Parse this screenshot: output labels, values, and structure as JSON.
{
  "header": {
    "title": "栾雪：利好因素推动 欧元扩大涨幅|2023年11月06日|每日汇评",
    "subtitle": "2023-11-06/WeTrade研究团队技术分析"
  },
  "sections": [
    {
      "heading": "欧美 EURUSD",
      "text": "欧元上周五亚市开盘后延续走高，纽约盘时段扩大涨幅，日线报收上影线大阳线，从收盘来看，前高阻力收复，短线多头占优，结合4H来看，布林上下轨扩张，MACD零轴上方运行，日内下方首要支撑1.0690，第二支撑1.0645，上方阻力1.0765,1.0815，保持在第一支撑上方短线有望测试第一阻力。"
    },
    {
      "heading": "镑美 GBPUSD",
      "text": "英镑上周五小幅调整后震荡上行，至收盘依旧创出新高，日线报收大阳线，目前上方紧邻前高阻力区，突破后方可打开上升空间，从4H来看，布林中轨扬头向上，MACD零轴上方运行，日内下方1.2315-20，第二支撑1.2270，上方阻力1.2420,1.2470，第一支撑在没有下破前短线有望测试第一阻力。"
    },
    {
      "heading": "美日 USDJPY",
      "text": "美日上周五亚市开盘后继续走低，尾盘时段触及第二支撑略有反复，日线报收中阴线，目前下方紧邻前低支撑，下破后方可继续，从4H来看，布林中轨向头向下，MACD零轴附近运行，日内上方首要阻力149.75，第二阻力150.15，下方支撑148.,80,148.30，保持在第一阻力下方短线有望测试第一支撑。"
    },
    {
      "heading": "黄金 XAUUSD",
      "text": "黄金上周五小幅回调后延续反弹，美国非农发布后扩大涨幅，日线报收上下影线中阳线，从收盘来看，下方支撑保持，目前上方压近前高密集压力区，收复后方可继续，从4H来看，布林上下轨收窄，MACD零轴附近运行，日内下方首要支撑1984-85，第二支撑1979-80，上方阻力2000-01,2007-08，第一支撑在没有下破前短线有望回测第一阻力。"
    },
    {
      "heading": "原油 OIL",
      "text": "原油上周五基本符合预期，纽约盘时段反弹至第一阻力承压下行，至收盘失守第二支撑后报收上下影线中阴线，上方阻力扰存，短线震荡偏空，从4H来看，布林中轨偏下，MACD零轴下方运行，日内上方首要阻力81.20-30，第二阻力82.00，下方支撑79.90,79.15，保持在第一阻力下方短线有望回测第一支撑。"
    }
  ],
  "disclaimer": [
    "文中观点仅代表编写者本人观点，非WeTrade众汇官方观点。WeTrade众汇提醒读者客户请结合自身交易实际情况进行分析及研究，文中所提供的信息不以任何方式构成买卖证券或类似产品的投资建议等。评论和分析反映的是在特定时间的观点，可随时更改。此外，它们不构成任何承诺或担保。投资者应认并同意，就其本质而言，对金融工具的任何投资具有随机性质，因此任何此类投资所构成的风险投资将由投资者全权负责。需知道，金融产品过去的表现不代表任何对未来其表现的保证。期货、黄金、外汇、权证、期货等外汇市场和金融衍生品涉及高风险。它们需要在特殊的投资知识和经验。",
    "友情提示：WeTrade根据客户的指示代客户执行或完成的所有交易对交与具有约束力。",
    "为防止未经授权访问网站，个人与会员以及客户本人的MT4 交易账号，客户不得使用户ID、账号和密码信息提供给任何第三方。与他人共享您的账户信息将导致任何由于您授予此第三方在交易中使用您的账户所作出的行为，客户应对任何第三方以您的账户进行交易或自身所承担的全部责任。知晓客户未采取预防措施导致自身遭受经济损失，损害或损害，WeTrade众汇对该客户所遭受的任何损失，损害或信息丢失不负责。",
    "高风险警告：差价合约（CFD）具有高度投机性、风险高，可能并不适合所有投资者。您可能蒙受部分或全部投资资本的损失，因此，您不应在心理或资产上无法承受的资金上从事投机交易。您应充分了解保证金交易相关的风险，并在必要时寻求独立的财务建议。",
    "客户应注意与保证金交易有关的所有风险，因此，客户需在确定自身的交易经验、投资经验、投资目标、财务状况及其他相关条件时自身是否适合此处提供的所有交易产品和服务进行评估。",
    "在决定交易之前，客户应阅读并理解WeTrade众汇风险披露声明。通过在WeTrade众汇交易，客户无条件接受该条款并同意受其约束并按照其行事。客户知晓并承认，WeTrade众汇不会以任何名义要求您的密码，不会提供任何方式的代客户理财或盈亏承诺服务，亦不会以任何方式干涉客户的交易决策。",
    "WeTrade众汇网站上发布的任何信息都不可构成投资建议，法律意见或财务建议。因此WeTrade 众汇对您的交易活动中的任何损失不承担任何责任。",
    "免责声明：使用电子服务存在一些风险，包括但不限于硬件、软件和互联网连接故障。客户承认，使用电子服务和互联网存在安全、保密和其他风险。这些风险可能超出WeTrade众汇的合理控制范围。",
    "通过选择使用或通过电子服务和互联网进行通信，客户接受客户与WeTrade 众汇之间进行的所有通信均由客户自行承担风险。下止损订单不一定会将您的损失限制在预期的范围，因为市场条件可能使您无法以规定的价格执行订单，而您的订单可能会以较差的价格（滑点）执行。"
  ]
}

Description of the task - The records above should be repeated in full, exactly as given.

Expected answer -
Parse this screenshot: output labels, values, and structure as JSON.
{
  "header": {
    "title": "栾雪：利好因素推动 欧元扩大涨幅|2023年11月06日|每日汇评",
    "subtitle": "2023-11-06/WeTrade研究团队技术分析"
  },
  "sections": [
    {
      "heading": "欧美 EURUSD",
      "text": "欧元上周五亚市开盘后延续走高，纽约盘时段扩大涨幅，日线报收上影线大阳线，从收盘来看，前高阻力收复，短线多头占优，结合4H来看，布林上下轨扩张，MACD零轴上方运行，日内下方首要支撑1.0690，第二支撑1.0645，上方阻力1.0765,1.0815，保持在第一支撑上方短线有望测试第一阻力。"
    },
    {
      "heading": "镑美 GBPUSD",
      "text": "英镑上周五小幅调整后震荡上行，至收盘依旧创出新高，日线报收大阳线，目前上方紧邻前高阻力区，突破后方可打开上升空间，从4H来看，布林中轨扬头向上，MACD零轴上方运行，日内下方1.2315-20，第二支撑1.2270，上方阻力1.2420,1.2470，第一支撑在没有下破前短线有望测试第一阻力。"
    },
    {
      "heading": "美日 USDJPY",
      "text": "美日上周五亚市开盘后继续走低，尾盘时段触及第二支撑略有反复，日线报收中阴线，目前下方紧邻前低支撑，下破后方可继续，从4H来看，布林中轨向头向下，MACD零轴附近运行，日内上方首要阻力149.75，第二阻力150.15，下方支撑148.,80,148.30，保持在第一阻力下方短线有望测试第一支撑。"
    },
    {
      "heading": "黄金 XAUUSD",
      "text": "黄金上周五小幅回调后延续反弹，美国非农发布后扩大涨幅，日线报收上下影线中阳线，从收盘来看，下方支撑保持，目前上方压近前高密集压力区，收复后方可继续，从4H来看，布林上下轨收窄，MACD零轴附近运行，日内下方首要支撑1984-85，第二支撑1979-80，上方阻力2000-01,2007-08，第一支撑在没有下破前短线有望回测第一阻力。"
    },
    {
      "heading": "原油 OIL",
      "text": "原油上周五基本符合预期，纽约盘时段反弹至第一阻力承压下行，至收盘失守第二支撑后报收上下影线中阴线，上方阻力扰存，短线震荡偏空，从4H来看，布林中轨偏下，MACD零轴下方运行，日内上方首要阻力81.20-30，第二阻力82.00，下方支撑79.90,79.15，保持在第一阻力下方短线有望回测第一支撑。"
    }
  ],
  "disclaimer": [
    "文中观点仅代表编写者本人观点，非WeTrade众汇官方观点。WeTrade众汇提醒读者客户请结合自身交易实际情况进行分析及研究，文中所提供的信息不以任何方式构成买卖证券或类似产品的投资建议等。评论和分析反映的是在特定时间的观点，可随时更改。此外，它们不构成任何承诺或担保。投资者应认并同意，就其本质而言，对金融工具的任何投资具有随机性质，因此任何此类投资所构成的风险投资将由投资者全权负责。需知道，金融产品过去的表现不代表任何对未来其表现的保证。期货、黄金、外汇、权证、期货等外汇市场和金融衍生品涉及高风险。它们需要在特殊的投资知识和经验。",
    "友情提示：WeTrade根据客户的指示代客户执行或完成的所有交易对交与具有约束力。",
    "为防止未经授权访问网站，个人与会员以及客户本人的MT4 交易账号，客户不得使用户ID、账号和密码信息提供给任何第三方。与他人共享您的账户信息将导致任何由于您授予此第三方在交易中使用您的账户所作出的行为，客户应对任何第三方以您的账户进行交易或自身所承担的全部责任。知晓客户未采取预防措施导致自身遭受经济损失，损害或损害，WeTrade众汇对该客户所遭受的任何损失，损害或信息丢失不负责。",
    "高风险警告：差价合约（CFD）具有高度投机性、风险高，可能并不适合所有投资者。您可能蒙受部分或全部投资资本的损失，因此，您不应在心理或资产上无法承受的资金上从事投机交易。您应充分了解保证金交易相关的风险，并在必要时寻求独立的财务建议。",
    "客户应注意与保证金交易有关的所有风险，因此，客户需在确定自身的交易经验、投资经验、投资目标、财务状况及其他相关条件时自身是否适合此处提供的所有交易产品和服务进行评估。",
    "在决定交易之前，客户应阅读并理解WeTrade众汇风险披露声明。通过在WeTrade众汇交易，客户无条件接受该条款并同意受其约束并按照其行事。客户知晓并承认，WeTrade众汇不会以任何名义要求您的密码，不会提供任何方式的代客户理财或盈亏承诺服务，亦不会以任何方式干涉客户的交易决策。",
    "WeTrade众汇网站上发布的任何信息都不可构成投资建议，法律意见或财务建议。因此WeTrade 众汇对您的交易活动中的任何损失不承担任何责任。",
    "免责声明：使用电子服务存在一些风险，包括但不限于硬件、软件和互联网连接故障。客户承认，使用电子服务和互联网存在安全、保密和其他风险。这些风险可能超出WeTrade众汇的合理控制范围。",
    "通过选择使用或通过电子服务和互联网进行通信，客户接受客户与WeTrade 众汇之间进行的所有通信均由客户自行承担风险。下止损订单不一定会将您的损失限制在预期的范围，因为市场条件可能使您无法以规定的价格执行订单，而您的订单可能会以较差的价格（滑点）执行。"
  ]
}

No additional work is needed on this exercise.